* _SOURCE DOCUMENT_:

****

# Composing Stan models (posterior as next prior)

Thanks @maxbiostat ! I’ll roll that paper and the code into our working group to study.

@Ara_Winter - Side note, here’s a potentially relevant paper: https://osf.io/jrjd2/ - “Cumulative science via Bayesian posterior passing, an introduction.”

1 Like

You set a_0, however, you could also estimate it. In your experience, what is typically done?

You may also want to follow Omega.jl where composability is a main feature (i.e. condition on predicates). It looks to be quite experimental and the author recommends using Stan if your model is expressible in Stan.

Typically, a_0 is fixed. But you’re absolutely right it can be estimated. You just need to be careful about the normalising constant: c(a_0) = \int_{\Theta} L(D \mid \theta)^{a_0}\pi(\theta)d\theta.

See this note for discussion and examples. The paper I linked above also has a section with discussion on fixed versus random a_0.

1 Like

Note that the power prior approach also suffers from this information leakage. For a few models, we know how to set a_0 such that some “information-optimality” is satistified (see this paper).

Hi,
I am having a similar issue.
I am estimating the matrix A in a model where y = Ax + e with e an error term, and x an y given vectors (len(x)<len(y)). I have several (x;y) couples and would like to iterate the estimation on each couple using as prior of the i+1-th iteration the posterior of the i-eth iteration. If anyone has an idea I would very much appriciate.

My Stan model writes as follows for the first iteration:

  data{
vector y; //NACE Rev 2 vector
vector x; //NACE Rev 1 vector
//A priori dirichlet parameters
vector c01;
vector c02;
vector c03;
vector c04;
vector c05;
vector c07;
vector c08;
vector c09;
//Likelihood parameter (the 1 left out of the estimation)

****

Spatial annotation records:
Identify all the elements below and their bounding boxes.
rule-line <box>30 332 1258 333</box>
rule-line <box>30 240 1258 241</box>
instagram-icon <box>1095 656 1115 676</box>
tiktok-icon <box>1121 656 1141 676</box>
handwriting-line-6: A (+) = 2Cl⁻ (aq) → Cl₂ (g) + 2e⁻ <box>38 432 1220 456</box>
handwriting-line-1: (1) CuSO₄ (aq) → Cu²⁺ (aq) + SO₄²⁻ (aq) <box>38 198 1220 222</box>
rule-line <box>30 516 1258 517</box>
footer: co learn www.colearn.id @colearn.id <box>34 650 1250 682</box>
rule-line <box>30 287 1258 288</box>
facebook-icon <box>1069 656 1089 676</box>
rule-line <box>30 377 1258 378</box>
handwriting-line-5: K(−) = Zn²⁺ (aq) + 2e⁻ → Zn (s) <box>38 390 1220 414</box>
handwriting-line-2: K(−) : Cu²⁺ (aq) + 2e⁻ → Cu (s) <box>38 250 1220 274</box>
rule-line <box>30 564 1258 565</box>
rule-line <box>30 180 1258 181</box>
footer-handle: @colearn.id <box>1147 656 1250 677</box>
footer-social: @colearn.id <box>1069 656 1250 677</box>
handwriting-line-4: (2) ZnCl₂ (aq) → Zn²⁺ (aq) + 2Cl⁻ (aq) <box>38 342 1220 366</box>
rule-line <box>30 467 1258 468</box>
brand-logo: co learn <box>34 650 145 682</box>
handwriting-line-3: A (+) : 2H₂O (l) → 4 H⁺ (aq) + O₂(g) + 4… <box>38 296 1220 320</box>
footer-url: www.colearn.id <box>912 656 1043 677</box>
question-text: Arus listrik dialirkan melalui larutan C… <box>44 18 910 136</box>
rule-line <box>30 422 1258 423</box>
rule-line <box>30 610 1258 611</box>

****

In the forum thread on composing Stan models, list every vector the posted Stan code declares under the comment "A priori dirichlet parameters".

c01, c02, c03, c04, c05, c07, c08, c09